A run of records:

..............................

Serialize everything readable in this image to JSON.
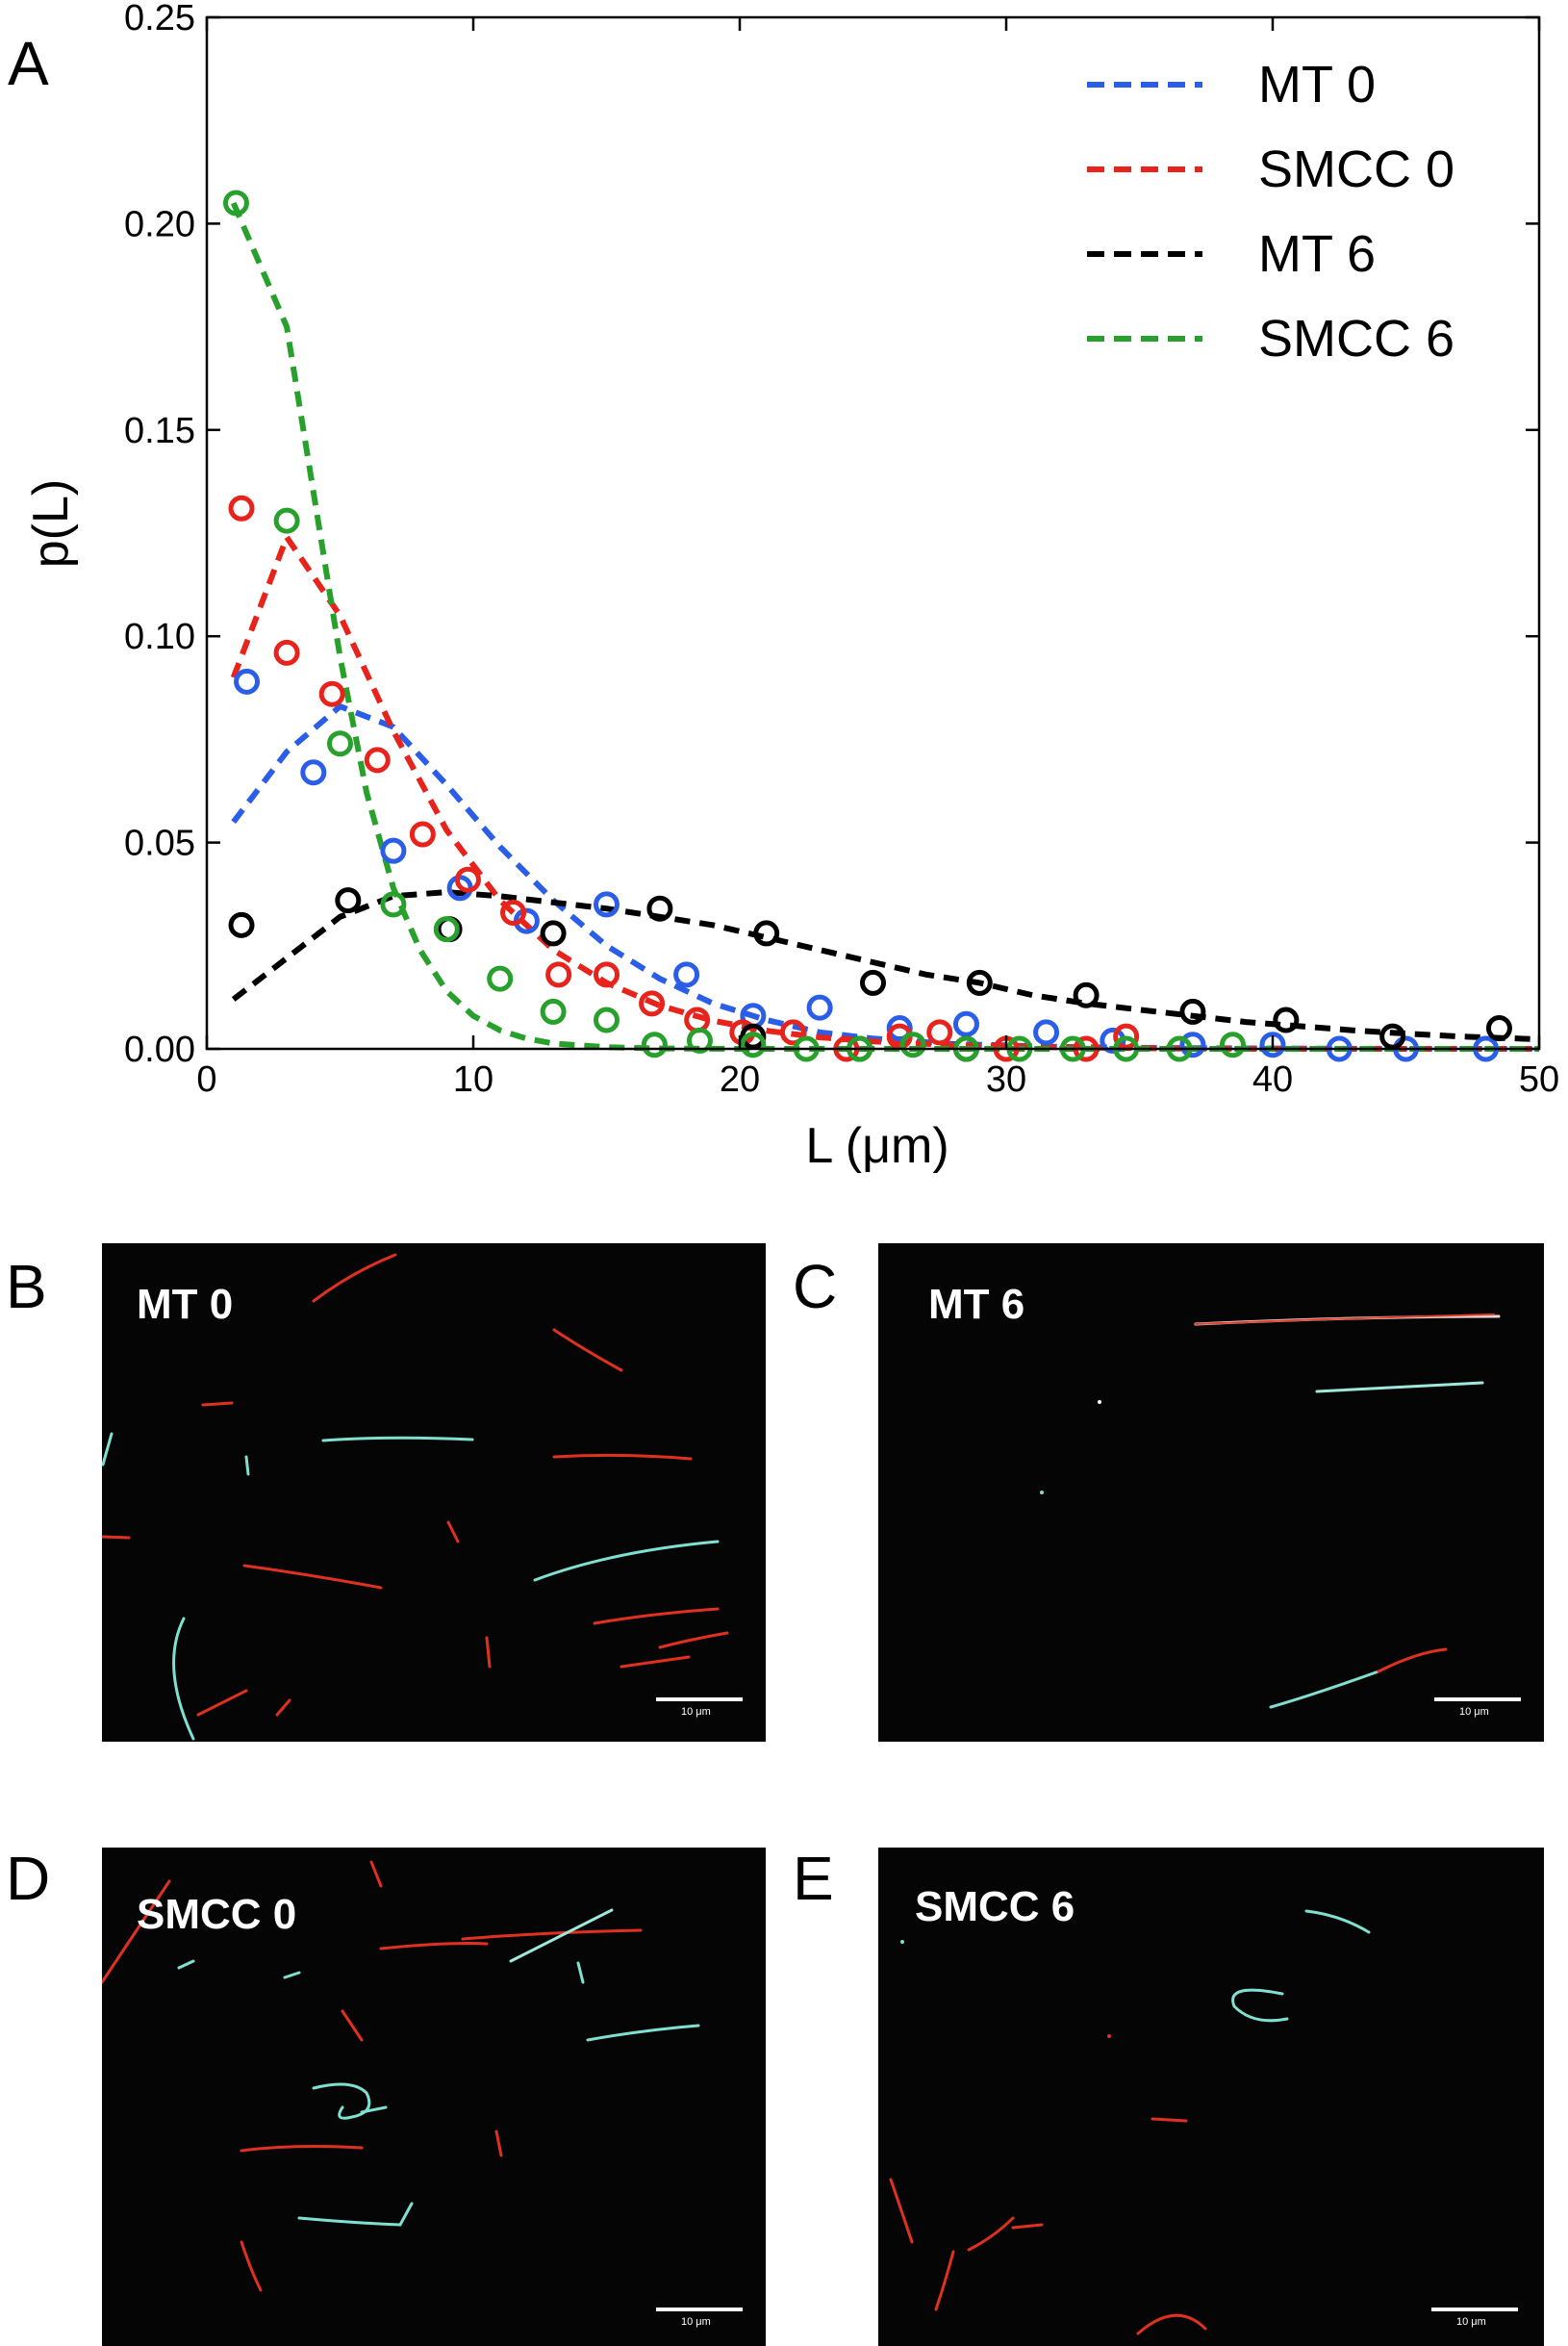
{
  "chart_data": {
    "type": "line",
    "panel_label": "A",
    "xlabel": "L (μm)",
    "ylabel": "p(L)",
    "xlim": [
      0,
      50
    ],
    "ylim": [
      0,
      0.25
    ],
    "x_ticks": [
      0,
      10,
      20,
      30,
      40,
      50
    ],
    "x_tick_labels": [
      "0",
      "10",
      "20",
      "30",
      "40",
      "50"
    ],
    "y_ticks": [
      0,
      0.05,
      0.1,
      0.15,
      0.2,
      0.25
    ],
    "y_tick_labels": [
      "0.00",
      "0.05",
      "0.10",
      "0.15",
      "0.20",
      "0.25"
    ],
    "legend_position": "top-right",
    "series": [
      {
        "name": "MT 0",
        "color": "#2b5ee8",
        "points": [
          [
            1.5,
            0.089
          ],
          [
            4,
            0.067
          ],
          [
            7,
            0.048
          ],
          [
            9.5,
            0.039
          ],
          [
            12,
            0.031
          ],
          [
            15,
            0.035
          ],
          [
            18,
            0.018
          ],
          [
            20.5,
            0.008
          ],
          [
            23,
            0.01
          ],
          [
            26,
            0.005
          ],
          [
            28.5,
            0.006
          ],
          [
            31.5,
            0.004
          ],
          [
            34,
            0.002
          ],
          [
            37,
            0.001
          ],
          [
            40,
            0.001
          ],
          [
            42.5,
            0.0
          ],
          [
            45,
            0.0
          ],
          [
            48,
            0.0
          ]
        ],
        "fit": [
          [
            1,
            0.055
          ],
          [
            3,
            0.072
          ],
          [
            5,
            0.083
          ],
          [
            7,
            0.078
          ],
          [
            9,
            0.064
          ],
          [
            11,
            0.049
          ],
          [
            13,
            0.036
          ],
          [
            15,
            0.025
          ],
          [
            17,
            0.017
          ],
          [
            19,
            0.011
          ],
          [
            21,
            0.007
          ],
          [
            23,
            0.004
          ],
          [
            25,
            0.0025
          ],
          [
            28,
            0.0012
          ],
          [
            32,
            0.0005
          ],
          [
            36,
            0.0002
          ],
          [
            40,
            0.0001
          ],
          [
            45,
            0.0
          ],
          [
            50,
            0.0
          ]
        ]
      },
      {
        "name": "SMCC 0",
        "color": "#e8231c",
        "points": [
          [
            1.3,
            0.131
          ],
          [
            3,
            0.096
          ],
          [
            4.7,
            0.086
          ],
          [
            6.4,
            0.07
          ],
          [
            8.1,
            0.052
          ],
          [
            9.8,
            0.041
          ],
          [
            11.5,
            0.033
          ],
          [
            13.2,
            0.018
          ],
          [
            15,
            0.018
          ],
          [
            16.7,
            0.011
          ],
          [
            18.4,
            0.007
          ],
          [
            20.1,
            0.004
          ],
          [
            22,
            0.004
          ],
          [
            24,
            0.0
          ],
          [
            26,
            0.003
          ],
          [
            27.5,
            0.004
          ],
          [
            30,
            0.0
          ],
          [
            33,
            0.0
          ],
          [
            34.5,
            0.003
          ]
        ],
        "fit": [
          [
            1,
            0.09
          ],
          [
            3,
            0.124
          ],
          [
            5,
            0.105
          ],
          [
            7,
            0.077
          ],
          [
            9,
            0.053
          ],
          [
            11,
            0.036
          ],
          [
            13,
            0.024
          ],
          [
            15,
            0.016
          ],
          [
            17,
            0.0105
          ],
          [
            19,
            0.0068
          ],
          [
            21,
            0.0044
          ],
          [
            23,
            0.0028
          ],
          [
            25,
            0.0018
          ],
          [
            28,
            0.0009
          ],
          [
            32,
            0.0004
          ],
          [
            36,
            0.0001
          ],
          [
            40,
            0.0
          ],
          [
            50,
            0.0
          ]
        ]
      },
      {
        "name": "MT 6",
        "color": "#000000",
        "points": [
          [
            1.3,
            0.03
          ],
          [
            5.3,
            0.036
          ],
          [
            9.1,
            0.029
          ],
          [
            13,
            0.028
          ],
          [
            17,
            0.034
          ],
          [
            21,
            0.028
          ],
          [
            25,
            0.016
          ],
          [
            29,
            0.016
          ],
          [
            33,
            0.013
          ],
          [
            37,
            0.009
          ],
          [
            40.5,
            0.007
          ],
          [
            44.5,
            0.003
          ],
          [
            48.5,
            0.005
          ],
          [
            20.5,
            0.003
          ],
          [
            24.5,
            0.0
          ],
          [
            28.5,
            0.0
          ]
        ],
        "fit": [
          [
            1,
            0.012
          ],
          [
            3,
            0.022
          ],
          [
            5,
            0.032
          ],
          [
            7,
            0.037
          ],
          [
            9,
            0.038
          ],
          [
            11,
            0.037
          ],
          [
            13,
            0.0355
          ],
          [
            15,
            0.034
          ],
          [
            17,
            0.032
          ],
          [
            19,
            0.03
          ],
          [
            21,
            0.027
          ],
          [
            23,
            0.024
          ],
          [
            25,
            0.021
          ],
          [
            27,
            0.018
          ],
          [
            29,
            0.016
          ],
          [
            31,
            0.013
          ],
          [
            33,
            0.011
          ],
          [
            35,
            0.0095
          ],
          [
            37,
            0.008
          ],
          [
            39,
            0.0065
          ],
          [
            41,
            0.0055
          ],
          [
            43,
            0.0045
          ],
          [
            45,
            0.0037
          ],
          [
            47,
            0.003
          ],
          [
            50,
            0.0023
          ]
        ]
      },
      {
        "name": "SMCC 6",
        "color": "#28a02c",
        "points": [
          [
            1.1,
            0.205
          ],
          [
            3,
            0.128
          ],
          [
            5,
            0.074
          ],
          [
            7,
            0.035
          ],
          [
            9,
            0.029
          ],
          [
            11,
            0.017
          ],
          [
            13,
            0.009
          ],
          [
            15,
            0.007
          ],
          [
            16.8,
            0.001
          ],
          [
            18.5,
            0.002
          ],
          [
            20.5,
            0.001
          ],
          [
            22.5,
            0.0
          ],
          [
            24.5,
            0.0
          ],
          [
            26.5,
            0.001
          ],
          [
            28.5,
            0.0
          ],
          [
            30.5,
            0.0
          ],
          [
            32.5,
            0.0
          ],
          [
            34.5,
            0.0
          ],
          [
            36.5,
            0.0
          ],
          [
            38.5,
            0.001
          ]
        ],
        "fit": [
          [
            1,
            0.205
          ],
          [
            2,
            0.19
          ],
          [
            3,
            0.175
          ],
          [
            4,
            0.135
          ],
          [
            5,
            0.095
          ],
          [
            6,
            0.062
          ],
          [
            7,
            0.039
          ],
          [
            8,
            0.024
          ],
          [
            9,
            0.014
          ],
          [
            10,
            0.008
          ],
          [
            11,
            0.0045
          ],
          [
            12,
            0.0025
          ],
          [
            13,
            0.0013
          ],
          [
            15,
            0.0004
          ],
          [
            17,
            0.0001
          ],
          [
            20,
            0.0
          ],
          [
            30,
            0.0
          ],
          [
            40,
            0.0
          ],
          [
            50,
            0.0
          ]
        ]
      }
    ]
  },
  "panels": [
    {
      "letter": "B",
      "label": "MT 0",
      "scale_bar": "10 μm"
    },
    {
      "letter": "C",
      "label": "MT 6",
      "scale_bar": "10 μm"
    },
    {
      "letter": "D",
      "label": "SMCC 0",
      "scale_bar": "10 μm"
    },
    {
      "letter": "E",
      "label": "SMCC 6",
      "scale_bar": "10 μm"
    }
  ]
}
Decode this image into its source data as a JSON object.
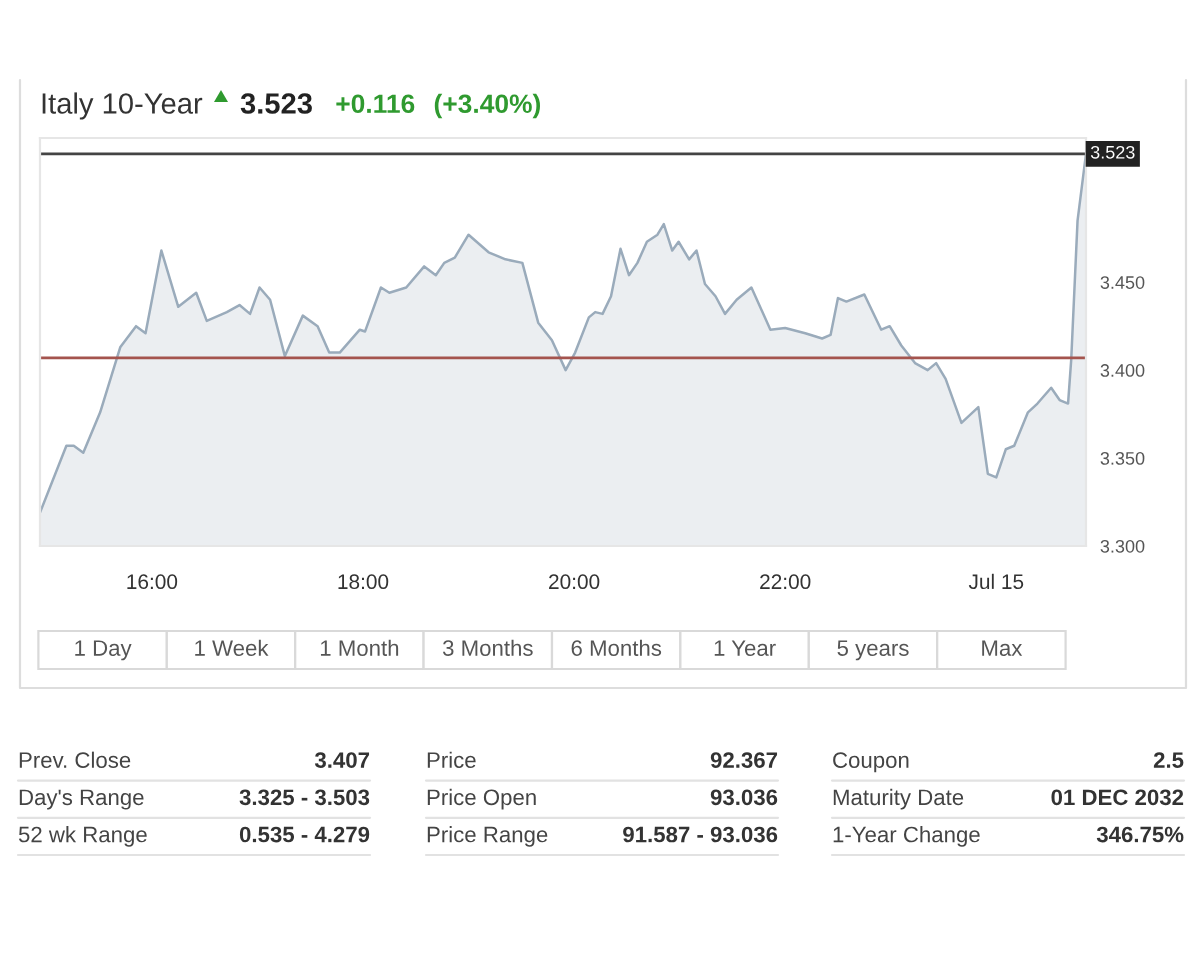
{
  "chart_data": {
    "type": "area",
    "title": "Italy 10-Year",
    "annotations": [
      "3.523",
      "+0.116",
      "(+3.40%)",
      "1 Day",
      "1 Week",
      "1 Month",
      "3 Months",
      "6 Months",
      "1 Year",
      "5 years",
      "Max",
      "Prev. Close",
      "3.407",
      "Price",
      "92.367",
      "Coupon",
      "2.5",
      "Day's Range",
      "3.325 - 3.503",
      "Price Open",
      "93.036",
      "Maturity Date",
      "01 DEC 2032",
      "52 wk Range",
      "0.535 - 4.279",
      "Price Range",
      "91.587 - 93.036",
      "1-Year Change",
      "346.75%"
    ],
    "x": [
      14.94,
      15.19,
      15.26,
      15.35,
      15.51,
      15.7,
      15.85,
      15.94,
      16.09,
      16.25,
      16.42,
      16.52,
      16.71,
      16.83,
      16.93,
      17.02,
      17.12,
      17.26,
      17.43,
      17.57,
      17.68,
      17.78,
      17.97,
      18.02,
      18.17,
      18.25,
      18.41,
      18.58,
      18.69,
      18.77,
      18.87,
      19.0,
      19.19,
      19.35,
      19.51,
      19.66,
      19.79,
      19.92,
      20.01,
      20.14,
      20.2,
      20.27,
      20.35,
      20.44,
      20.52,
      20.6,
      20.69,
      20.79,
      20.85,
      20.93,
      20.99,
      21.09,
      21.16,
      21.24,
      21.34,
      21.43,
      21.54,
      21.68,
      21.86,
      22.0,
      22.19,
      22.35,
      22.43,
      22.5,
      22.58,
      22.75,
      22.91,
      22.99,
      23.1,
      23.23,
      23.35,
      23.43,
      23.52,
      23.67,
      23.83,
      23.92,
      24.0,
      24.09,
      24.17,
      24.3,
      24.39,
      24.52,
      24.6,
      24.68,
      24.71,
      24.77,
      24.85
    ],
    "series": [
      {
        "color": "#9aabbb",
        "values": [
          3.319,
          3.357,
          3.357,
          3.353,
          3.376,
          3.413,
          3.425,
          3.421,
          3.468,
          3.436,
          3.444,
          3.428,
          3.433,
          3.437,
          3.432,
          3.447,
          3.44,
          3.408,
          3.431,
          3.425,
          3.41,
          3.41,
          3.423,
          3.422,
          3.447,
          3.444,
          3.447,
          3.459,
          3.454,
          3.461,
          3.464,
          3.477,
          3.467,
          3.463,
          3.461,
          3.427,
          3.417,
          3.4,
          3.41,
          3.43,
          3.433,
          3.432,
          3.442,
          3.469,
          3.454,
          3.461,
          3.473,
          3.477,
          3.483,
          3.468,
          3.473,
          3.463,
          3.468,
          3.449,
          3.442,
          3.432,
          3.44,
          3.447,
          3.423,
          3.424,
          3.421,
          3.418,
          3.42,
          3.441,
          3.439,
          3.443,
          3.423,
          3.425,
          3.414,
          3.404,
          3.4,
          3.404,
          3.395,
          3.37,
          3.379,
          3.341,
          3.339,
          3.355,
          3.357,
          3.376,
          3.381,
          3.39,
          3.383,
          3.381,
          3.406,
          3.485,
          3.523
        ]
      }
    ],
    "xlim": [
      14.94,
      24.85
    ],
    "ylim": [
      3.3,
      3.532
    ],
    "xticks": [
      {
        "value": 16,
        "label": "16:00"
      },
      {
        "value": 18,
        "label": "18:00"
      },
      {
        "value": 20,
        "label": "20:00"
      },
      {
        "value": 22,
        "label": "22:00"
      },
      {
        "value": 24,
        "label": "Jul 15"
      }
    ],
    "yticks": [
      {
        "value": 3.3,
        "label": "3.300"
      },
      {
        "value": 3.35,
        "label": "3.350"
      },
      {
        "value": 3.4,
        "label": "3.400"
      },
      {
        "value": 3.45,
        "label": "3.450"
      }
    ],
    "ref_lines": [
      {
        "axis": "y",
        "value": 3.523,
        "label": "3.523",
        "color": "#444444"
      },
      {
        "axis": "y",
        "value": 3.407,
        "color": "#a4544e"
      }
    ]
  }
}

..............................

▸ REQUEST
Copy each line above where the string "color" occurs.

▸ WORKED SOLUTION
        "color": "#2b5ee8",
        "color": "#e8231c",
        "color": "#000000",
        "color": "#28a02c",
        "color": "#9aabbb",
        "color": "#444444"
        "color": "#a4544e"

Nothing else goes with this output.